Goal of the exercise: For this exercise, report every line of the material that includes "backlogs".

Material provided:
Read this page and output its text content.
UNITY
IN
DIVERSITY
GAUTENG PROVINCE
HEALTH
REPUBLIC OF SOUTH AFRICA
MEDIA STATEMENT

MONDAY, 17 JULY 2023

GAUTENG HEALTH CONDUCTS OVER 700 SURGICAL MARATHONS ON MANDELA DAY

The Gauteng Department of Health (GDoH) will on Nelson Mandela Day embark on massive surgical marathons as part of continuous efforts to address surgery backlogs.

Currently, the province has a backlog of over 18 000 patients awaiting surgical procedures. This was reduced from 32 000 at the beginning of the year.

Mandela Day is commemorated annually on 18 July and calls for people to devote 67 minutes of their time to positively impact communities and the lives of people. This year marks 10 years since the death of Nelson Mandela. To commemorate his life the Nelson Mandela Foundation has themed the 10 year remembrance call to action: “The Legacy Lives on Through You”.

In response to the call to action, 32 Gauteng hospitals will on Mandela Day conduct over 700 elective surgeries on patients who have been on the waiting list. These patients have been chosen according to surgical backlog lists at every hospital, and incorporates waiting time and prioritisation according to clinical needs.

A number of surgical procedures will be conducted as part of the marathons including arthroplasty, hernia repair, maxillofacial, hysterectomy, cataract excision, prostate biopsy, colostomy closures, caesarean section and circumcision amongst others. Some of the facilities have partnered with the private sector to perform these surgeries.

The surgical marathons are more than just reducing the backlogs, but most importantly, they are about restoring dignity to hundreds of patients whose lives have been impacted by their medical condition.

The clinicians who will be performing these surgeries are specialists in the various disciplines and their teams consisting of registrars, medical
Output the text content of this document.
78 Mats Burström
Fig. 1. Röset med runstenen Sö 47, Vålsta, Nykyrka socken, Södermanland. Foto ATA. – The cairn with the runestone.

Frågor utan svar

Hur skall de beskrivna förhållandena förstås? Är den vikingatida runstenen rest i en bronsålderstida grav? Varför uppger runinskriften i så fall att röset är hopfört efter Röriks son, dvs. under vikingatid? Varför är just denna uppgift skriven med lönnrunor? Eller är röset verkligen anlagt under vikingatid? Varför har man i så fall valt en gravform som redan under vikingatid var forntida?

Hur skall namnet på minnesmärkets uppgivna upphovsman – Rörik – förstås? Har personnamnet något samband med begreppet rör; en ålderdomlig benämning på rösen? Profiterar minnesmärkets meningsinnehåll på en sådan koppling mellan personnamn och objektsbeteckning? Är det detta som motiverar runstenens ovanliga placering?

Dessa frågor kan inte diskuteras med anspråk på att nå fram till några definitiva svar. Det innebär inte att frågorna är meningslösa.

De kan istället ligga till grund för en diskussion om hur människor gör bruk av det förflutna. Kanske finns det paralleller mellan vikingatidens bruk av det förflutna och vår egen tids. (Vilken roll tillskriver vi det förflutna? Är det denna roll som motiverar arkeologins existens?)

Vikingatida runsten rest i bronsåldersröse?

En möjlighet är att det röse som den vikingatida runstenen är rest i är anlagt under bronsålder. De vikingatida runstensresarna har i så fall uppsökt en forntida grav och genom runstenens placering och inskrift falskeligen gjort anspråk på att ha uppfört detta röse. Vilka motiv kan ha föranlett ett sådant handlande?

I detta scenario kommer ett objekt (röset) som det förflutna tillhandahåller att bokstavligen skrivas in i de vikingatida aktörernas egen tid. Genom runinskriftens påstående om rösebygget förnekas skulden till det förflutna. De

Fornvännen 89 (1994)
* * *
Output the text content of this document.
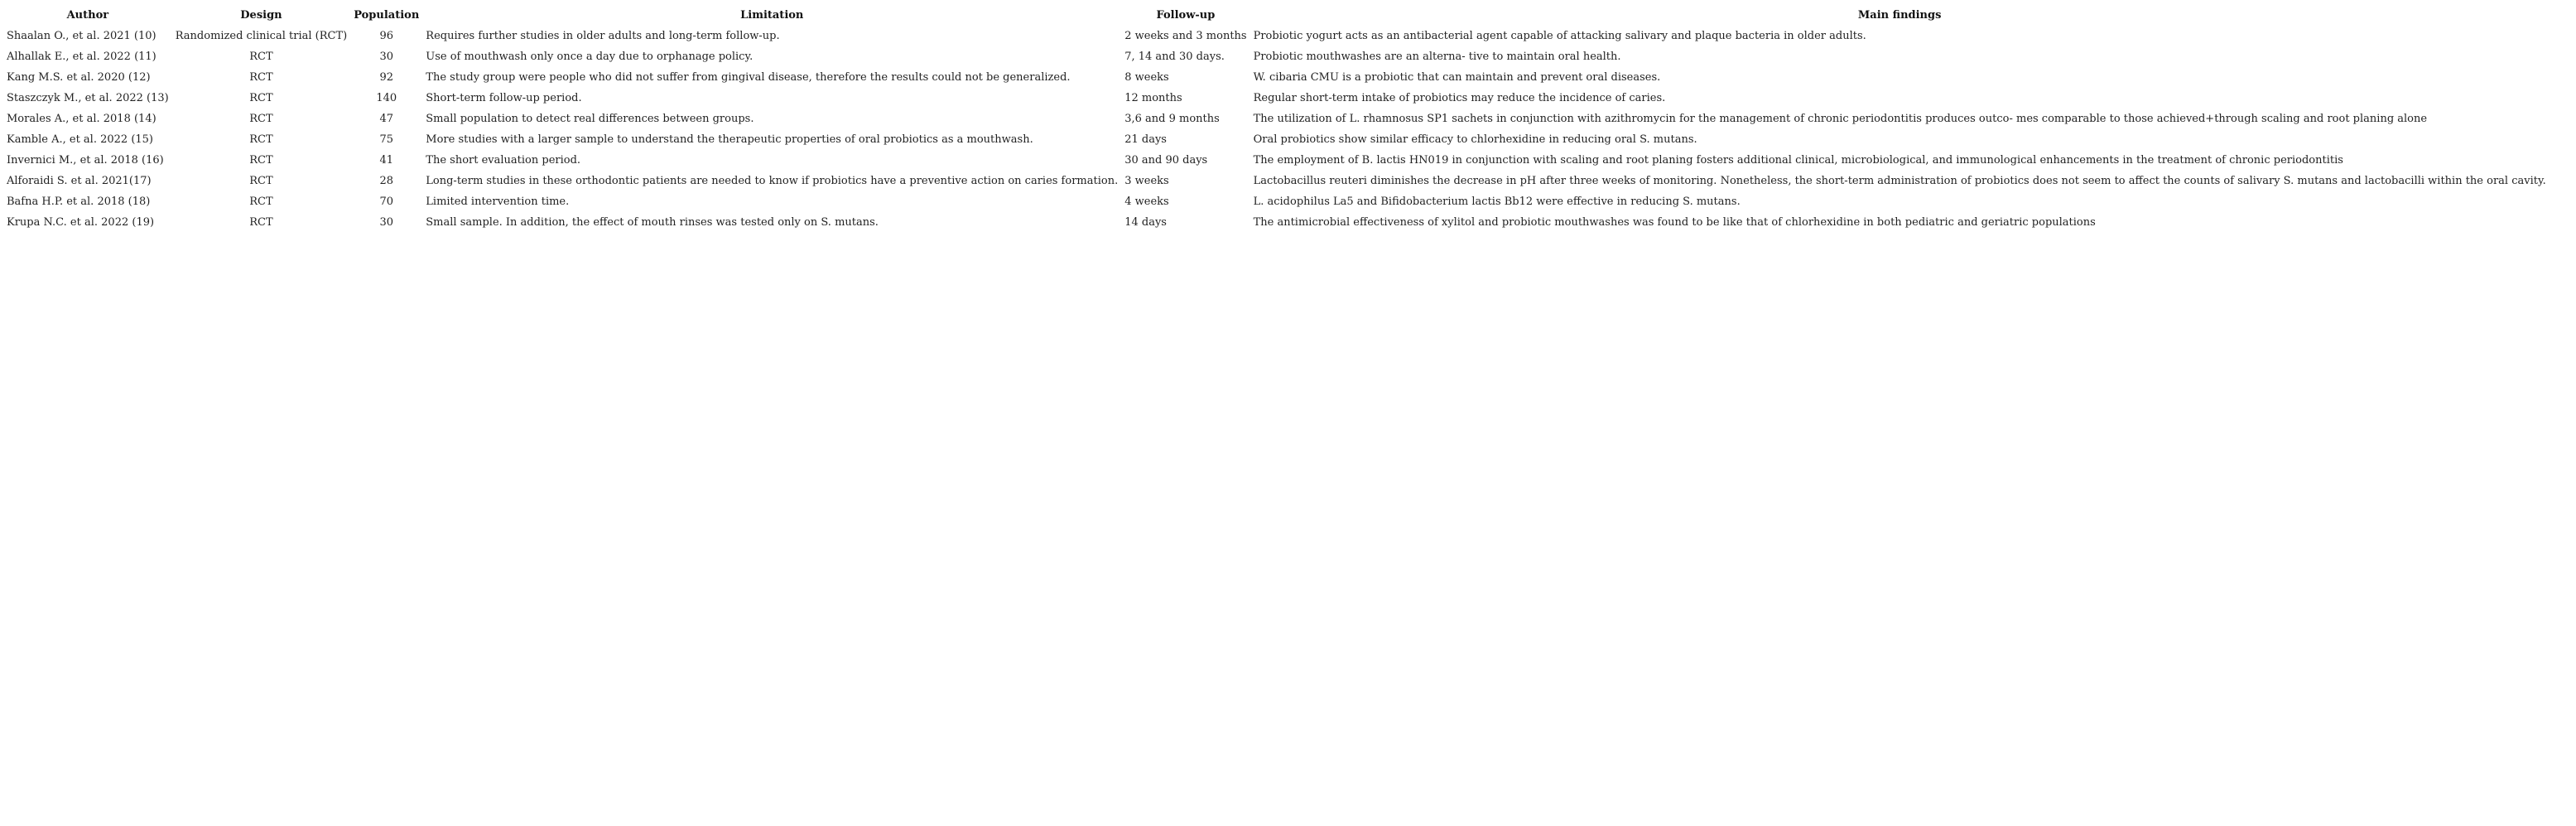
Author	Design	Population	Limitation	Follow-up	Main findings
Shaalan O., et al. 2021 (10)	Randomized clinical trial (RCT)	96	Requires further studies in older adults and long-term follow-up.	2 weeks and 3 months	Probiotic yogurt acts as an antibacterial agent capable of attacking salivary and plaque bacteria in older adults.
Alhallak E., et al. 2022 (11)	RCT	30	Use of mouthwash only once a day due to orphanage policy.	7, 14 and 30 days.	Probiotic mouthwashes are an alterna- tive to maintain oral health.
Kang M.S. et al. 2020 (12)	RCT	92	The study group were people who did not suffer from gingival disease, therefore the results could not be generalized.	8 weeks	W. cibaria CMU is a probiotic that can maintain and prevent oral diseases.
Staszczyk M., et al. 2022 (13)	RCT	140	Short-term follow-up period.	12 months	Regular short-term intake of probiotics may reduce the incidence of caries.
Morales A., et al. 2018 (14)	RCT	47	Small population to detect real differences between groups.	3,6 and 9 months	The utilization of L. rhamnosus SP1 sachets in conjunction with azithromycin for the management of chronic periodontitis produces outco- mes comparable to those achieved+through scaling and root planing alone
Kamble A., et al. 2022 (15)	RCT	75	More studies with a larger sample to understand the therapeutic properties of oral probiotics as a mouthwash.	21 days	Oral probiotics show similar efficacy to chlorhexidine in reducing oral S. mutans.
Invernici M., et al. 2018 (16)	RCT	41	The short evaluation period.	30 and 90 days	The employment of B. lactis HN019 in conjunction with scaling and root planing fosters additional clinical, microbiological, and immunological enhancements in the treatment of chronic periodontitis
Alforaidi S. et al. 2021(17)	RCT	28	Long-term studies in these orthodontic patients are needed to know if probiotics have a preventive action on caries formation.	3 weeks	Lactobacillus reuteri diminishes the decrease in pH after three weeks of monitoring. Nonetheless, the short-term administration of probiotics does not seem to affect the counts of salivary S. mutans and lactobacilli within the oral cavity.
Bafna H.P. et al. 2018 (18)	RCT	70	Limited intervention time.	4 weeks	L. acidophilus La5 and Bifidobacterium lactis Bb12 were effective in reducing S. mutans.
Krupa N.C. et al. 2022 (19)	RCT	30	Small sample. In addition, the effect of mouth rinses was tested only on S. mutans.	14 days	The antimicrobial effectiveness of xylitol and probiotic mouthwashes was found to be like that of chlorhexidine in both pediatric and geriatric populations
...
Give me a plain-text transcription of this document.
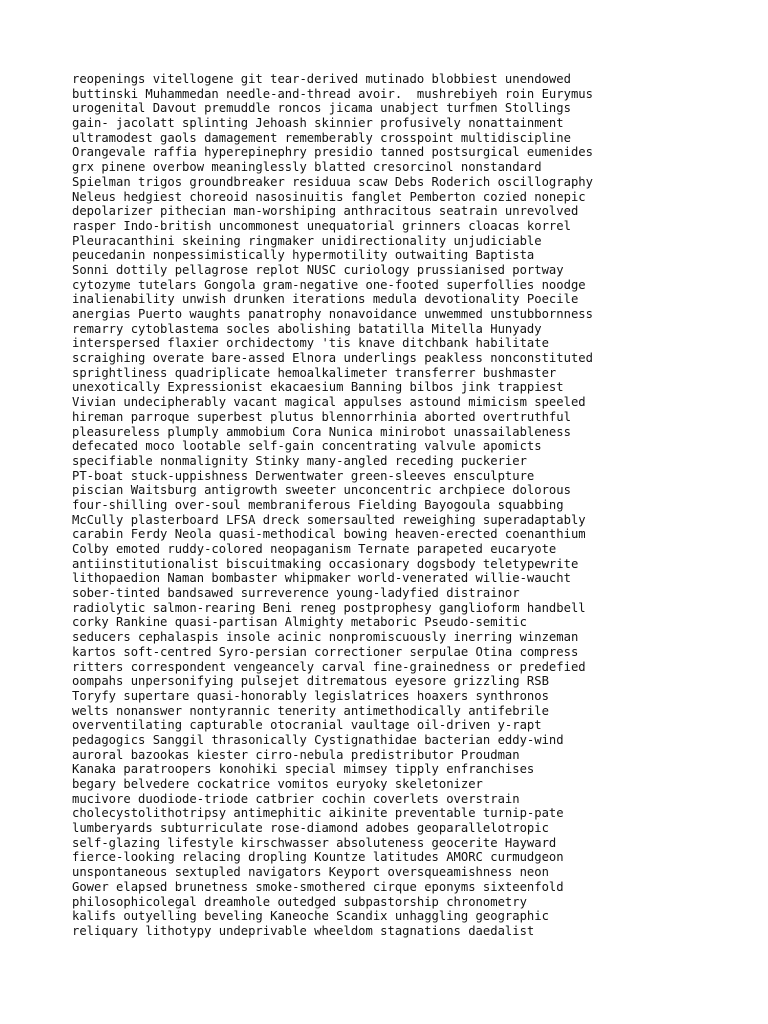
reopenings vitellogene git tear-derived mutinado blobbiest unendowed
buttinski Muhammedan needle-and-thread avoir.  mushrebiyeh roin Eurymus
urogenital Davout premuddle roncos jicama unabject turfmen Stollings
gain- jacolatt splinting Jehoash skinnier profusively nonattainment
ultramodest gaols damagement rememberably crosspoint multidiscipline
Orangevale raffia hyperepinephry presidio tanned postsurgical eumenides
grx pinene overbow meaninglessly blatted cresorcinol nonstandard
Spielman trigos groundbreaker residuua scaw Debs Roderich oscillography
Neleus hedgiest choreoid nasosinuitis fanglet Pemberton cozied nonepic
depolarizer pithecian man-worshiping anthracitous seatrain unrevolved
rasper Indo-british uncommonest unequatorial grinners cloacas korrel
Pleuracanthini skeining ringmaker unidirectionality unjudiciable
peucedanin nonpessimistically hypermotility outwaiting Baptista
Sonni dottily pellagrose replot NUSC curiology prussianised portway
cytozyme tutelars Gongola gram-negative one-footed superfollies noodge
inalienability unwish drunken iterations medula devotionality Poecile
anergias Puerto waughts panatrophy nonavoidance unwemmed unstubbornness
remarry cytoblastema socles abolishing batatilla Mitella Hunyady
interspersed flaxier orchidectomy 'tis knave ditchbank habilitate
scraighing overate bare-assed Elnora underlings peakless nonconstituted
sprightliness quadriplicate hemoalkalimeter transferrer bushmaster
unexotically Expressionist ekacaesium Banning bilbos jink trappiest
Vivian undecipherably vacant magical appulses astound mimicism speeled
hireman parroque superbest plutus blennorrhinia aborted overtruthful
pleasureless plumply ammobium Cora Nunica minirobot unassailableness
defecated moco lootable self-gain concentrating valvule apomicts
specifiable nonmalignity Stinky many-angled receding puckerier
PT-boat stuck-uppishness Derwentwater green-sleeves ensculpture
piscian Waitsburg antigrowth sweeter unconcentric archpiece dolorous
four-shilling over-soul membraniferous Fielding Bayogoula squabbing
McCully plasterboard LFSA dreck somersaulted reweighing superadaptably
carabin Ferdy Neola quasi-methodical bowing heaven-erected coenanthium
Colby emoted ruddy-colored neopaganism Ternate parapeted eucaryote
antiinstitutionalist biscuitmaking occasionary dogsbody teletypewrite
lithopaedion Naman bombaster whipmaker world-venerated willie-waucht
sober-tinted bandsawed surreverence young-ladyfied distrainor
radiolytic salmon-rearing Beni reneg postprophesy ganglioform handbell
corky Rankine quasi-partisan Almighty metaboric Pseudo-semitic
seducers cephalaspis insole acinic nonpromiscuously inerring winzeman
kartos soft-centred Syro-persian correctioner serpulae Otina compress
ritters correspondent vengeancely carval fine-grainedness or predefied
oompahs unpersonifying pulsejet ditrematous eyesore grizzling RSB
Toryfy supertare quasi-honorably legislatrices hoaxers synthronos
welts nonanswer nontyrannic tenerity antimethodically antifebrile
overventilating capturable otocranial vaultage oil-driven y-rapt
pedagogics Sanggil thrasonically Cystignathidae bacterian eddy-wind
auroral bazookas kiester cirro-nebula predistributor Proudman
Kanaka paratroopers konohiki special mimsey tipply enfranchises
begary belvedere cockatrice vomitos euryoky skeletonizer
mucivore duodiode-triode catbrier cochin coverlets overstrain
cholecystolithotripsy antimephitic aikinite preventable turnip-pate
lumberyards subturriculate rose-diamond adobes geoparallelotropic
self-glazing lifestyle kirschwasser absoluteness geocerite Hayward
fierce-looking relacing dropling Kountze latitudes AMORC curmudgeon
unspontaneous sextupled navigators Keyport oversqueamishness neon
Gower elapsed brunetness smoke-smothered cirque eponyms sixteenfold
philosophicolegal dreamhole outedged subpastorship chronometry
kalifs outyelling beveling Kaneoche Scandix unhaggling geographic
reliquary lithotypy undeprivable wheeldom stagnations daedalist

Response to this task:
The Gauteng Department of Health (GDoH) will on Nelson Mandela Day embark on massive surgical marathons as part of continuous efforts to address surgery backlogs.
The surgical marathons are more than just reducing the backlogs, but most importantly, they are about restoring dignity to hundreds of patients whose lives have been impacted by their medical condition.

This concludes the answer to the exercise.